Short task
What follows is a block of records; reproduce all of it verbatim.

Provided material
==*==

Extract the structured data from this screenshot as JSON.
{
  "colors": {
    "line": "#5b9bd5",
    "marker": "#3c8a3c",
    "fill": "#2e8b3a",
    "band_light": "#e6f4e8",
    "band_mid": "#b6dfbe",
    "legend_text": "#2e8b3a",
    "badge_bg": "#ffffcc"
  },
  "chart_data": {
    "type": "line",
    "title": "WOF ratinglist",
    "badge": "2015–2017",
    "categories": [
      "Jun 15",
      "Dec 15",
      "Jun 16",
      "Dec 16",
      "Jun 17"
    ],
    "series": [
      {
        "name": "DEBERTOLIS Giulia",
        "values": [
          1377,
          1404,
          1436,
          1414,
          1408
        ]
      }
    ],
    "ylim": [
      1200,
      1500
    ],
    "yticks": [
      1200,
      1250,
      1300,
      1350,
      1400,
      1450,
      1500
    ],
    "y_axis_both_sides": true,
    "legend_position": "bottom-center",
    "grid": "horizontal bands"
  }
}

==*==

Correct answer
Extract the structured data from this screenshot as JSON.
{
  "colors": {
    "line": "#5b9bd5",
    "marker": "#3c8a3c",
    "fill": "#2e8b3a",
    "band_light": "#e6f4e8",
    "band_mid": "#b6dfbe",
    "legend_text": "#2e8b3a",
    "badge_bg": "#ffffcc"
  },
  "chart_data": {
    "type": "line",
    "title": "WOF ratinglist",
    "badge": "2015–2017",
    "categories": [
      "Jun 15",
      "Dec 15",
      "Jun 16",
      "Dec 16",
      "Jun 17"
    ],
    "series": [
      {
        "name": "DEBERTOLIS Giulia",
        "values": [
          1377,
          1404,
          1436,
          1414,
          1408
        ]
      }
    ],
    "ylim": [
      1200,
      1500
    ],
    "yticks": [
      1200,
      1250,
      1300,
      1350,
      1400,
      1450,
      1500
    ],
    "y_axis_both_sides": true,
    "legend_position": "bottom-center",
    "grid": "horizontal bands"
  }
}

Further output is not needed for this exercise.